• OBJECTIVE: Set down the records once more, please, exactly and with the pictures left out.

• PROVIDED MATERIAL:
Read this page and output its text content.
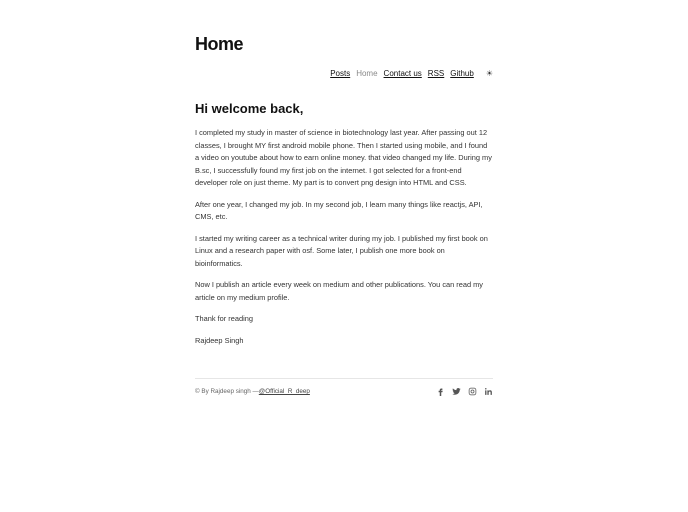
Home
Posts Home Contact us RSS Github ☀
Hi welcome back,

I completed my study in master of science in biotechnology last year. After passing out 12 classes, I brought MY first android mobile phone. Then I started using mobile, and I found a video on youtube about how to earn online money. that video changed my life. During my B.sc, I successfully found my first job on the internet. I got selected for a front-end developer role on just theme. My part is to convert png design into HTML and CSS.

After one year, I changed my job. In my second job, I learn many things like reactjs, API, CMS, etc.

I started my writing career as a technical writer during my job. I published my first book on Linux and a research paper with osf. Some later, I publish one more book on bioinformatics.

Now I publish an article every week on medium and other publications. You can read my article on my medium profile.

Thank for reading

Rajdeep Singh

© By Rajdeep singh —@Official_R_deep
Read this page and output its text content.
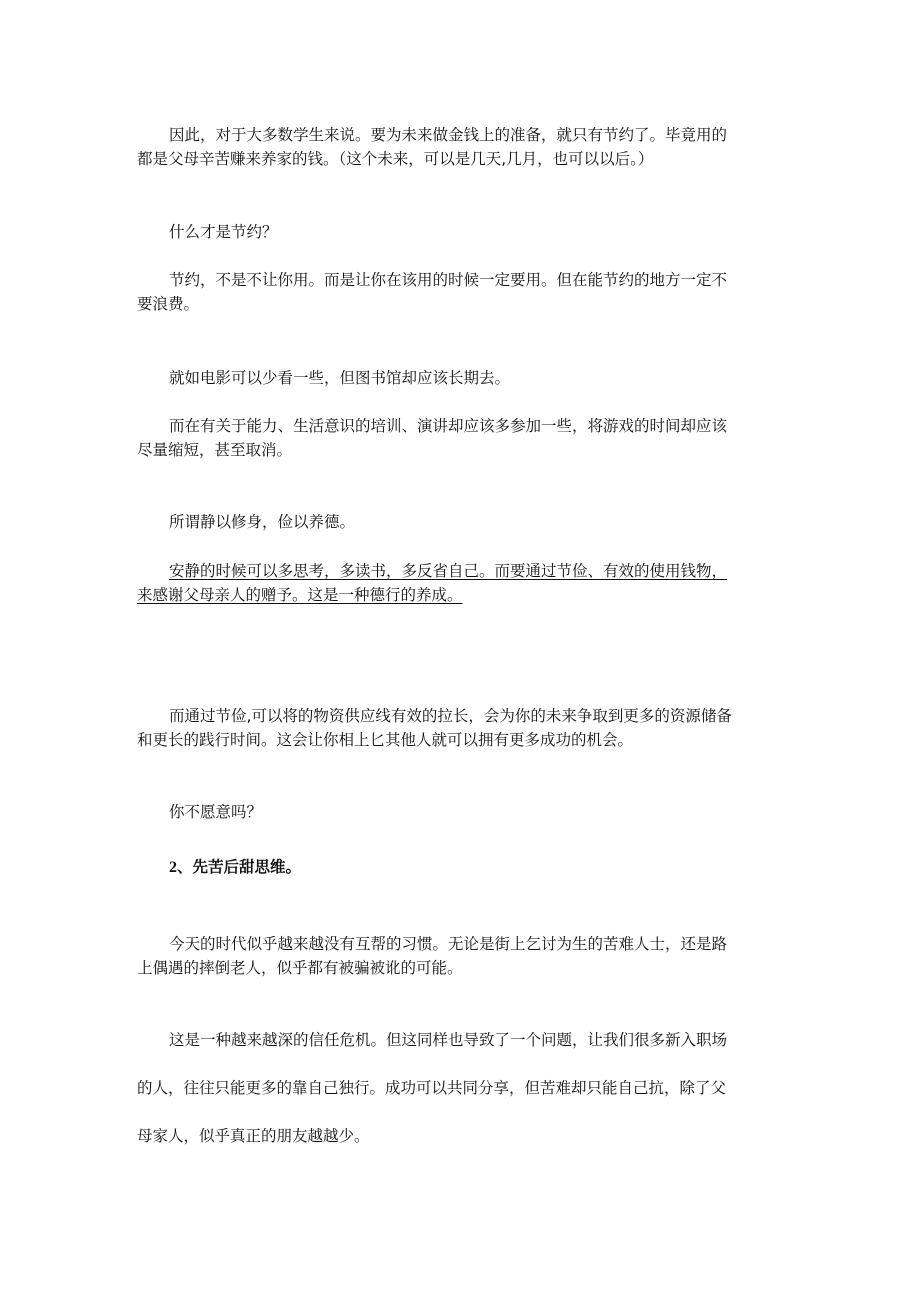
因此，对于大多数学生来说。要为未来做金钱上的准备，就只有节约了。毕竟用的
都是父母辛苦赚来养家的钱。（这个未来，可以是几天,几月，也可以以后。）

什么才是节约？

节约，不是不让你用。而是让你在该用的时候一定要用。但在能节约的地方一定不
要浪费。

就如电影可以少看一些，但图书馆却应该长期去。

而在有关于能力、生活意识的培训、演讲却应该多参加一些，将游戏的时间却应该
尽量缩短，甚至取消。

所谓静以修身，俭以养德。

安静的时候可以多思考，多读书，多反省自己。而要通过节俭、有效的使用钱物，
来感谢父母亲人的赠予。这是一种德行的养成。

而通过节俭,可以将的物资供应线有效的拉长，会为你的未来争取到更多的资源储备
和更长的践行时间。这会让你相上匕其他人就可以拥有更多成功的机会。

你不愿意吗？

2、先苦后甜思维。

今天的时代似乎越来越没有互帮的习惯。无论是街上乞讨为生的苦难人士，还是路
上偶遇的摔倒老人，似乎都有被骗被讹的可能。

这是一种越来越深的信任危机。但这同样也导致了一个问题，让我们很多新入职场
的人，往往只能更多的靠自己独行。成功可以共同分享，但苦难却只能自己抗，除了父
母家人，似乎真正的朋友越越少。
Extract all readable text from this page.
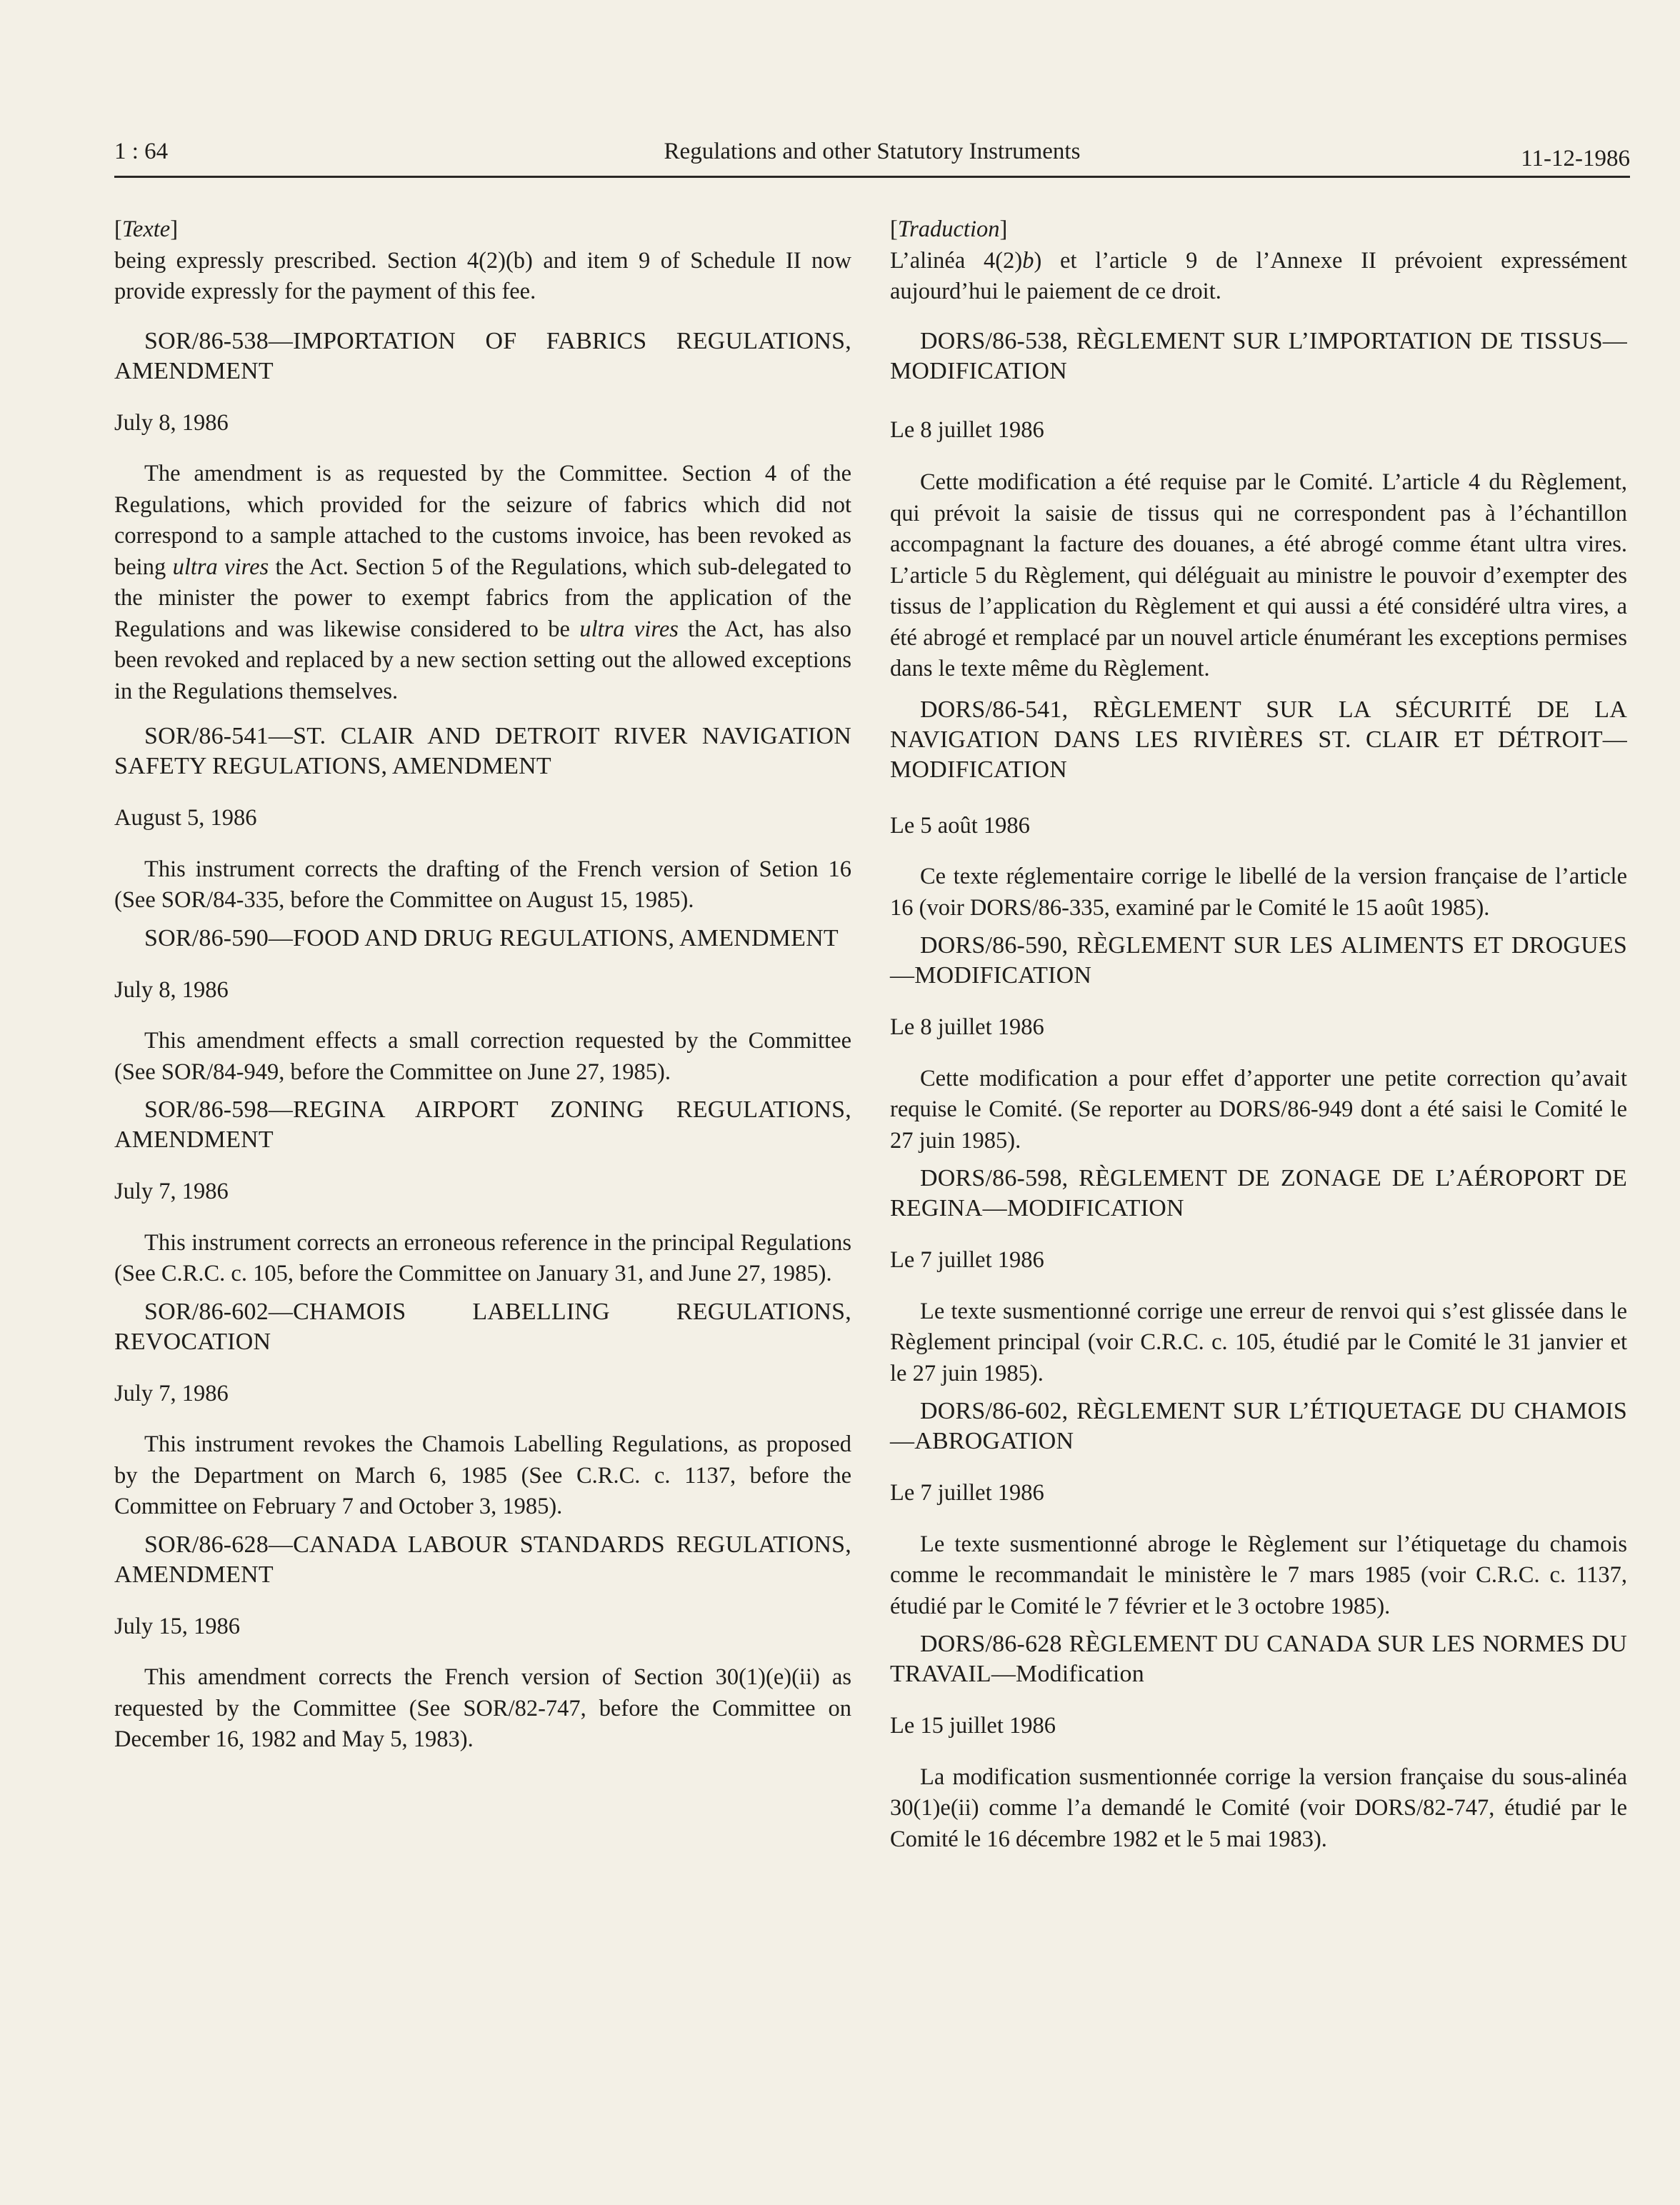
1 : 64	Regulations and other Statutory Instruments	11-12-1986

[Texte]

being expressly prescribed. Section 4(2)(b) and item 9 of Schedule II now provide expressly for the payment of this fee.

SOR/86-538—IMPORTATION OF FABRICS REGULATIONS, AMENDMENT

July 8, 1986

The amendment is as requested by the Committee. Section 4 of the Regulations, which provided for the seizure of fabrics which did not correspond to a sample attached to the customs invoice, has been revoked as being ultra vires the Act. Section 5 of the Regulations, which sub-delegated to the minister the power to exempt fabrics from the application of the Regulations and was likewise considered to be ultra vires the Act, has also been revoked and replaced by a new section setting out the allowed exceptions in the Regulations themselves.

SOR/86-541—ST. CLAIR AND DETROIT RIVER NAVIGATION SAFETY REGULATIONS, AMENDMENT

August 5, 1986

This instrument corrects the drafting of the French version of Setion 16 (See SOR/84-335, before the Committee on August 15, 1985).

SOR/86-590—FOOD AND DRUG REGULATIONS, AMENDMENT

July 8, 1986

This amendment effects a small correction requested by the Committee (See SOR/84-949, before the Committee on June 27, 1985).

SOR/86-598—REGINA AIRPORT ZONING REGULATIONS, AMENDMENT

July 7, 1986

This instrument corrects an erroneous reference in the principal Regulations (See C.R.C. c. 105, before the Committee on January 31, and June 27, 1985).

SOR/86-602—CHAMOIS LABELLING REGULATIONS, REVOCATION

July 7, 1986

This instrument revokes the Chamois Labelling Regulations, as proposed by the Department on March 6, 1985 (See C.R.C. c. 1137, before the Committee on February 7 and October 3, 1985).

SOR/86-628—CANADA LABOUR STANDARDS REGULATIONS, AMENDMENT

July 15, 1986

This amendment corrects the French version of Section 30(1)(e)(ii) as requested by the Committee (See SOR/82-747, before the Committee on December 16, 1982 and May 5, 1983).

[Traduction]

L’alinéa 4(2)b) et l’article 9 de l’Annexe II prévoient expressément aujourd’hui le paiement de ce droit.

DORS/86-538, RÈGLEMENT SUR L’IMPORTATION DE TISSUS—MODIFICATION

Le 8 juillet 1986

Cette modification a été requise par le Comité. L’article 4 du Règlement, qui prévoit la saisie de tissus qui ne correspondent pas à l’échantillon accompagnant la facture des douanes, a été abrogé comme étant ultra vires. L’article 5 du Règlement, qui déléguait au ministre le pouvoir d’exempter des tissus de l’application du Règlement et qui aussi a été considéré ultra vires, a été abrogé et remplacé par un nouvel article énumérant les exceptions permises dans le texte même du Règlement.

DORS/86-541, RÈGLEMENT SUR LA SÉCURITÉ DE LA NAVIGATION DANS LES RIVIÈRES ST. CLAIR ET DÉTROIT—MODIFICATION

Le 5 août 1986

Ce texte réglementaire corrige le libellé de la version française de l’article 16 (voir DORS/86-335, examiné par le Comité le 15 août 1985).

DORS/86-590, RÈGLEMENT SUR LES ALIMENTS ET DROGUES—MODIFICATION

Le 8 juillet 1986

Cette modification a pour effet d’apporter une petite correction qu’avait requise le Comité. (Se reporter au DORS/86-949 dont a été saisi le Comité le 27 juin 1985).

DORS/86-598, RÈGLEMENT DE ZONAGE DE L’AÉROPORT DE REGINA—MODIFICATION

Le 7 juillet 1986

Le texte susmentionné corrige une erreur de renvoi qui s’est glissée dans le Règlement principal (voir C.R.C. c. 105, étudié par le Comité le 31 janvier et le 27 juin 1985).

DORS/86-602, RÈGLEMENT SUR L’ÉTIQUETAGE DU CHAMOIS—ABROGATION

Le 7 juillet 1986

Le texte susmentionné abroge le Règlement sur l’étiquetage du chamois comme le recommandait le ministère le 7 mars 1985 (voir C.R.C. c. 1137, étudié par le Comité le 7 février et le 3 octobre 1985).

DORS/86-628 RÈGLEMENT DU CANADA SUR LES NORMES DU TRAVAIL—Modification

Le 15 juillet 1986

La modification susmentionnée corrige la version française du sous-alinéa 30(1)e(ii) comme l’a demandé le Comité (voir DORS/82-747, étudié par le Comité le 16 décembre 1982 et le 5 mai 1983).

• FULL ANSWER:
Read this page and output its text content.
Home
Posts Home Contact us RSS Github ☀
Hi welcome back,

I completed my study in master of science in biotechnology last year. After passing out 12 classes, I brought MY first android mobile phone. Then I started using mobile, and I found a video on youtube about how to earn online money. that video changed my life. During my B.sc, I successfully found my first job on the internet. I got selected for a front-end developer role on just theme. My part is to convert png design into HTML and CSS.

After one year, I changed my job. In my second job, I learn many things like reactjs, API, CMS, etc.

I started my writing career as a technical writer during my job. I published my first book on Linux and a research paper with osf. Some later, I publish one more book on bioinformatics.

Now I publish an article every week on medium and other publications. You can read my article on my medium profile.

Thank for reading

Rajdeep Singh

© By Rajdeep singh —@Official_R_deep
Read this page and output its text content.
因此，对于大多数学生来说。要为未来做金钱上的准备，就只有节约了。毕竟用的
都是父母辛苦赚来养家的钱。（这个未来，可以是几天,几月，也可以以后。）

什么才是节约？

节约，不是不让你用。而是让你在该用的时候一定要用。但在能节约的地方一定不
要浪费。

就如电影可以少看一些，但图书馆却应该长期去。

而在有关于能力、生活意识的培训、演讲却应该多参加一些，将游戏的时间却应该
尽量缩短，甚至取消。

所谓静以修身，俭以养德。

安静的时候可以多思考，多读书，多反省自己。而要通过节俭、有效的使用钱物，
来感谢父母亲人的赠予。这是一种德行的养成。

而通过节俭,可以将的物资供应线有效的拉长，会为你的未来争取到更多的资源储备
和更长的践行时间。这会让你相上匕其他人就可以拥有更多成功的机会。

你不愿意吗？

2、先苦后甜思维。

今天的时代似乎越来越没有互帮的习惯。无论是街上乞讨为生的苦难人士，还是路
上偶遇的摔倒老人，似乎都有被骗被讹的可能。

这是一种越来越深的信任危机。但这同样也导致了一个问题，让我们很多新入职场
的人，往往只能更多的靠自己独行。成功可以共同分享，但苦难却只能自己抗，除了父
母家人，似乎真正的朋友越越少。
Extract all readable text from this page.
1 : 64	Regulations and other Statutory Instruments	11-12-1986

[Texte]

being expressly prescribed. Section 4(2)(b) and item 9 of Schedule II now provide expressly for the payment of this fee.

SOR/86-538—IMPORTATION OF FABRICS REGULATIONS, AMENDMENT

July 8, 1986

The amendment is as requested by the Committee. Section 4 of the Regulations, which provided for the seizure of fabrics which did not correspond to a sample attached to the customs invoice, has been revoked as being ultra vires the Act. Section 5 of the Regulations, which sub-delegated to the minister the power to exempt fabrics from the application of the Regulations and was likewise considered to be ultra vires the Act, has also been revoked and replaced by a new section setting out the allowed exceptions in the Regulations themselves.

SOR/86-541—ST. CLAIR AND DETROIT RIVER NAVIGATION SAFETY REGULATIONS, AMENDMENT

August 5, 1986

This instrument corrects the drafting of the French version of Setion 16 (See SOR/84-335, before the Committee on August 15, 1985).

SOR/86-590—FOOD AND DRUG REGULATIONS, AMENDMENT

July 8, 1986

This amendment effects a small correction requested by the Committee (See SOR/84-949, before the Committee on June 27, 1985).

SOR/86-598—REGINA AIRPORT ZONING REGULATIONS, AMENDMENT

July 7, 1986

This instrument corrects an erroneous reference in the principal Regulations (See C.R.C. c. 105, before the Committee on January 31, and June 27, 1985).

SOR/86-602—CHAMOIS LABELLING REGULATIONS, REVOCATION

July 7, 1986

This instrument revokes the Chamois Labelling Regulations, as proposed by the Department on March 6, 1985 (See C.R.C. c. 1137, before the Committee on February 7 and October 3, 1985).

SOR/86-628—CANADA LABOUR STANDARDS REGULATIONS, AMENDMENT

July 15, 1986

This amendment corrects the French version of Section 30(1)(e)(ii) as requested by the Committee (See SOR/82-747, before the Committee on December 16, 1982 and May 5, 1983).

[Traduction]

L’alinéa 4(2)b) et l’article 9 de l’Annexe II prévoient expressément aujourd’hui le paiement de ce droit.

DORS/86-538, RÈGLEMENT SUR L’IMPORTATION DE TISSUS—MODIFICATION

Le 8 juillet 1986

Cette modification a été requise par le Comité. L’article 4 du Règlement, qui prévoit la saisie de tissus qui ne correspondent pas à l’échantillon accompagnant la facture des douanes, a été abrogé comme étant ultra vires. L’article 5 du Règlement, qui déléguait au ministre le pouvoir d’exempter des tissus de l’application du Règlement et qui aussi a été considéré ultra vires, a été abrogé et remplacé par un nouvel article énumérant les exceptions permises dans le texte même du Règlement.

DORS/86-541, RÈGLEMENT SUR LA SÉCURITÉ DE LA NAVIGATION DANS LES RIVIÈRES ST. CLAIR ET DÉTROIT—MODIFICATION

Le 5 août 1986

Ce texte réglementaire corrige le libellé de la version française de l’article 16 (voir DORS/86-335, examiné par le Comité le 15 août 1985).

DORS/86-590, RÈGLEMENT SUR LES ALIMENTS ET DROGUES—MODIFICATION

Le 8 juillet 1986

Cette modification a pour effet d’apporter une petite correction qu’avait requise le Comité. (Se reporter au DORS/86-949 dont a été saisi le Comité le 27 juin 1985).

DORS/86-598, RÈGLEMENT DE ZONAGE DE L’AÉROPORT DE REGINA—MODIFICATION

Le 7 juillet 1986

Le texte susmentionné corrige une erreur de renvoi qui s’est glissée dans le Règlement principal (voir C.R.C. c. 105, étudié par le Comité le 31 janvier et le 27 juin 1985).

DORS/86-602, RÈGLEMENT SUR L’ÉTIQUETAGE DU CHAMOIS—ABROGATION

Le 7 juillet 1986

Le texte susmentionné abroge le Règlement sur l’étiquetage du chamois comme le recommandait le ministère le 7 mars 1985 (voir C.R.C. c. 1137, étudié par le Comité le 7 février et le 3 octobre 1985).

DORS/86-628 RÈGLEMENT DU CANADA SUR LES NORMES DU TRAVAIL—Modification

Le 15 juillet 1986

La modification susmentionnée corrige la version française du sous-alinéa 30(1)e(ii) comme l’a demandé le Comité (voir DORS/82-747, étudié par le Comité le 16 décembre 1982 et le 5 mai 1983).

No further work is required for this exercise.